* [Task goal]:
Print the data that follows exactly.
— Start Source material —
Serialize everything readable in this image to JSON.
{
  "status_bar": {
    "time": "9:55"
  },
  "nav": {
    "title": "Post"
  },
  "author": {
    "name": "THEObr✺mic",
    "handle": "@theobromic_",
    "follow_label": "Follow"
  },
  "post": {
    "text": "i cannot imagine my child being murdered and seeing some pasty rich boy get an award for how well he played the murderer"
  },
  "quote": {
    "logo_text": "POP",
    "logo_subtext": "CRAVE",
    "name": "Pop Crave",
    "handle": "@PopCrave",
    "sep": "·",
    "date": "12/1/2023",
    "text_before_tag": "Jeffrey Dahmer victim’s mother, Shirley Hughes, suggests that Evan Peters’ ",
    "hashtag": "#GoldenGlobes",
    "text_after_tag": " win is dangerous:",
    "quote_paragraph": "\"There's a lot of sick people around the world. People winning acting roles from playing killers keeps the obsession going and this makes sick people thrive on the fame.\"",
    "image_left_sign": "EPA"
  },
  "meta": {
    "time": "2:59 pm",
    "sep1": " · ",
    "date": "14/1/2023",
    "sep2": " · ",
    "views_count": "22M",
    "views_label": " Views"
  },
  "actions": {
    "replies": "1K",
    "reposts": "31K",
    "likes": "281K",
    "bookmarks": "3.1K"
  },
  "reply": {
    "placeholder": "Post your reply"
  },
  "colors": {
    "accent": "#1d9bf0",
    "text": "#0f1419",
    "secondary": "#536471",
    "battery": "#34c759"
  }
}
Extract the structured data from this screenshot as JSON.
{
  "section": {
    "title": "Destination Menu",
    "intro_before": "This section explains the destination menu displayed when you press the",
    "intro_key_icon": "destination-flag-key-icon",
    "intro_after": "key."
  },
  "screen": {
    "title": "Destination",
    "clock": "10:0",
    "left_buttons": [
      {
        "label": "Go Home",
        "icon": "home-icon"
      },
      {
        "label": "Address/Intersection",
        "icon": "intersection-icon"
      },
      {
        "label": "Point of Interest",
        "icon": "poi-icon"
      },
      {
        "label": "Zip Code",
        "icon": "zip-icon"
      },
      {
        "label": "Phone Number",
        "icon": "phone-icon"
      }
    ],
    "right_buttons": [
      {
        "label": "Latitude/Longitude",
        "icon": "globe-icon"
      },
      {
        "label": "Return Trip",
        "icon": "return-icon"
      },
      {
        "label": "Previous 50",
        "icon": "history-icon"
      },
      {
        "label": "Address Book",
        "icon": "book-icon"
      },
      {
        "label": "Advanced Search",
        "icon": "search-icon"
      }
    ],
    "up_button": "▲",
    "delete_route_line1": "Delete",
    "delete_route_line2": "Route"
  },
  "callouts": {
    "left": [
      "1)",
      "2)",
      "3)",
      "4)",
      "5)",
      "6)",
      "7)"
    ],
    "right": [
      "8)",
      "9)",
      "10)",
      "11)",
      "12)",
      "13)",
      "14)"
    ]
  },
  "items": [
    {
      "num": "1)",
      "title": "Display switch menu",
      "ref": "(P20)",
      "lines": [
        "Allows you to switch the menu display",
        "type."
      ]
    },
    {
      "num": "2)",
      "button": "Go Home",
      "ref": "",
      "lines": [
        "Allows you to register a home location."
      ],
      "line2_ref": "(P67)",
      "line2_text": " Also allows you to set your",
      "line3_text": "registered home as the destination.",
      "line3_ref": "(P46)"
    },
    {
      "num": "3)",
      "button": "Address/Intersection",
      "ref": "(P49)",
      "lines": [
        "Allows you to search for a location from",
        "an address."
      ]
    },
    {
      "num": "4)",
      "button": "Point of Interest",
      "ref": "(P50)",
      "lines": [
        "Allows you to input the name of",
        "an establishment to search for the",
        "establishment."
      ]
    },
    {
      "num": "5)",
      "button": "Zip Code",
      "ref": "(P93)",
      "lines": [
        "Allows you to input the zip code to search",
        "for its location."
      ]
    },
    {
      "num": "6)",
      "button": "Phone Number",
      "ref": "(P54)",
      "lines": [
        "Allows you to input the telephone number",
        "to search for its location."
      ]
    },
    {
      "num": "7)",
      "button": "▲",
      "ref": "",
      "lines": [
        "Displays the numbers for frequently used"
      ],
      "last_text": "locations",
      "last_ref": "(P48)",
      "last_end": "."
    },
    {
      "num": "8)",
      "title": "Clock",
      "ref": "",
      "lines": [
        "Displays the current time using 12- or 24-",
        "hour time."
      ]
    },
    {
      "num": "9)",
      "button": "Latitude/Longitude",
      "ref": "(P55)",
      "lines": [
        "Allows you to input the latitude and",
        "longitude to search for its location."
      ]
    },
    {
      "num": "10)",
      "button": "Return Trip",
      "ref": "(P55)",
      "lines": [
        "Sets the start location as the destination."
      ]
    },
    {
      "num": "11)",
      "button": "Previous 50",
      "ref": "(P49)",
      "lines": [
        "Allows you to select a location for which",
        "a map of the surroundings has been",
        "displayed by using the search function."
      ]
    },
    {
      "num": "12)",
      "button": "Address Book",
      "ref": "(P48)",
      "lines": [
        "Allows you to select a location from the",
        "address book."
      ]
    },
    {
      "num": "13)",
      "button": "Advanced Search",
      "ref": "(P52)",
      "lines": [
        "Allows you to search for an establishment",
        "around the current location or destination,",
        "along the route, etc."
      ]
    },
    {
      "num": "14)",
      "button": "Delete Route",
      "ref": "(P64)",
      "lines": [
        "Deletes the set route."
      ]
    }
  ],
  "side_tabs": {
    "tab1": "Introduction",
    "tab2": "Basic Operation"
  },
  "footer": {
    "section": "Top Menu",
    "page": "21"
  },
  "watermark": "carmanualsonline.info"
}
— End Source material —
* [Task solution]:
Serialize everything readable in this image to JSON.
{
  "status_bar": {
    "time": "9:55"
  },
  "nav": {
    "title": "Post"
  },
  "author": {
    "name": "THEObr✺mic",
    "handle": "@theobromic_",
    "follow_label": "Follow"
  },
  "post": {
    "text": "i cannot imagine my child being murdered and seeing some pasty rich boy get an award for how well he played the murderer"
  },
  "quote": {
    "logo_text": "POP",
    "logo_subtext": "CRAVE",
    "name": "Pop Crave",
    "handle": "@PopCrave",
    "sep": "·",
    "date": "12/1/2023",
    "text_before_tag": "Jeffrey Dahmer victim’s mother, Shirley Hughes, suggests that Evan Peters’ ",
    "hashtag": "#GoldenGlobes",
    "text_after_tag": " win is dangerous:",
    "quote_paragraph": "\"There's a lot of sick people around the world. People winning acting roles from playing killers keeps the obsession going and this makes sick people thrive on the fame.\"",
    "image_left_sign": "EPA"
  },
  "meta": {
    "time": "2:59 pm",
    "sep1": " · ",
    "date": "14/1/2023",
    "sep2": " · ",
    "views_count": "22M",
    "views_label": " Views"
  },
  "actions": {
    "replies": "1K",
    "reposts": "31K",
    "likes": "281K",
    "bookmarks": "3.1K"
  },
  "reply": {
    "placeholder": "Post your reply"
  },
  "colors": {
    "accent": "#1d9bf0",
    "text": "#0f1419",
    "secondary": "#536471",
    "battery": "#34c759"
  }
}
Extract the structured data from this screenshot as JSON.
{
  "section": {
    "title": "Destination Menu",
    "intro_before": "This section explains the destination menu displayed when you press the",
    "intro_key_icon": "destination-flag-key-icon",
    "intro_after": "key."
  },
  "screen": {
    "title": "Destination",
    "clock": "10:0",
    "left_buttons": [
      {
        "label": "Go Home",
        "icon": "home-icon"
      },
      {
        "label": "Address/Intersection",
        "icon": "intersection-icon"
      },
      {
        "label": "Point of Interest",
        "icon": "poi-icon"
      },
      {
        "label": "Zip Code",
        "icon": "zip-icon"
      },
      {
        "label": "Phone Number",
        "icon": "phone-icon"
      }
    ],
    "right_buttons": [
      {
        "label": "Latitude/Longitude",
        "icon": "globe-icon"
      },
      {
        "label": "Return Trip",
        "icon": "return-icon"
      },
      {
        "label": "Previous 50",
        "icon": "history-icon"
      },
      {
        "label": "Address Book",
        "icon": "book-icon"
      },
      {
        "label": "Advanced Search",
        "icon": "search-icon"
      }
    ],
    "up_button": "▲",
    "delete_route_line1": "Delete",
    "delete_route_line2": "Route"
  },
  "callouts": {
    "left": [
      "1)",
      "2)",
      "3)",
      "4)",
      "5)",
      "6)",
      "7)"
    ],
    "right": [
      "8)",
      "9)",
      "10)",
      "11)",
      "12)",
      "13)",
      "14)"
    ]
  },
  "items": [
    {
      "num": "1)",
      "title": "Display switch menu",
      "ref": "(P20)",
      "lines": [
        "Allows you to switch the menu display",
        "type."
      ]
    },
    {
      "num": "2)",
      "button": "Go Home",
      "ref": "",
      "lines": [
        "Allows you to register a home location."
      ],
      "line2_ref": "(P67)",
      "line2_text": " Also allows you to set your",
      "line3_text": "registered home as the destination.",
      "line3_ref": "(P46)"
    },
    {
      "num": "3)",
      "button": "Address/Intersection",
      "ref": "(P49)",
      "lines": [
        "Allows you to search for a location from",
        "an address."
      ]
    },
    {
      "num": "4)",
      "button": "Point of Interest",
      "ref": "(P50)",
      "lines": [
        "Allows you to input the name of",
        "an establishment to search for the",
        "establishment."
      ]
    },
    {
      "num": "5)",
      "button": "Zip Code",
      "ref": "(P93)",
      "lines": [
        "Allows you to input the zip code to search",
        "for its location."
      ]
    },
    {
      "num": "6)",
      "button": "Phone Number",
      "ref": "(P54)",
      "lines": [
        "Allows you to input the telephone number",
        "to search for its location."
      ]
    },
    {
      "num": "7)",
      "button": "▲",
      "ref": "",
      "lines": [
        "Displays the numbers for frequently used"
      ],
      "last_text": "locations",
      "last_ref": "(P48)",
      "last_end": "."
    },
    {
      "num": "8)",
      "title": "Clock",
      "ref": "",
      "lines": [
        "Displays the current time using 12- or 24-",
        "hour time."
      ]
    },
    {
      "num": "9)",
      "button": "Latitude/Longitude",
      "ref": "(P55)",
      "lines": [
        "Allows you to input the latitude and",
        "longitude to search for its location."
      ]
    },
    {
      "num": "10)",
      "button": "Return Trip",
      "ref": "(P55)",
      "lines": [
        "Sets the start location as the destination."
      ]
    },
    {
      "num": "11)",
      "button": "Previous 50",
      "ref": "(P49)",
      "lines": [
        "Allows you to select a location for which",
        "a map of the surroundings has been",
        "displayed by using the search function."
      ]
    },
    {
      "num": "12)",
      "button": "Address Book",
      "ref": "(P48)",
      "lines": [
        "Allows you to select a location from the",
        "address book."
      ]
    },
    {
      "num": "13)",
      "button": "Advanced Search",
      "ref": "(P52)",
      "lines": [
        "Allows you to search for an establishment",
        "around the current location or destination,",
        "along the route, etc."
      ]
    },
    {
      "num": "14)",
      "button": "Delete Route",
      "ref": "(P64)",
      "lines": [
        "Deletes the set route."
      ]
    }
  ],
  "side_tabs": {
    "tab1": "Introduction",
    "tab2": "Basic Operation"
  },
  "footer": {
    "section": "Top Menu",
    "page": "21"
  },
  "watermark": "carmanualsonline.info"
}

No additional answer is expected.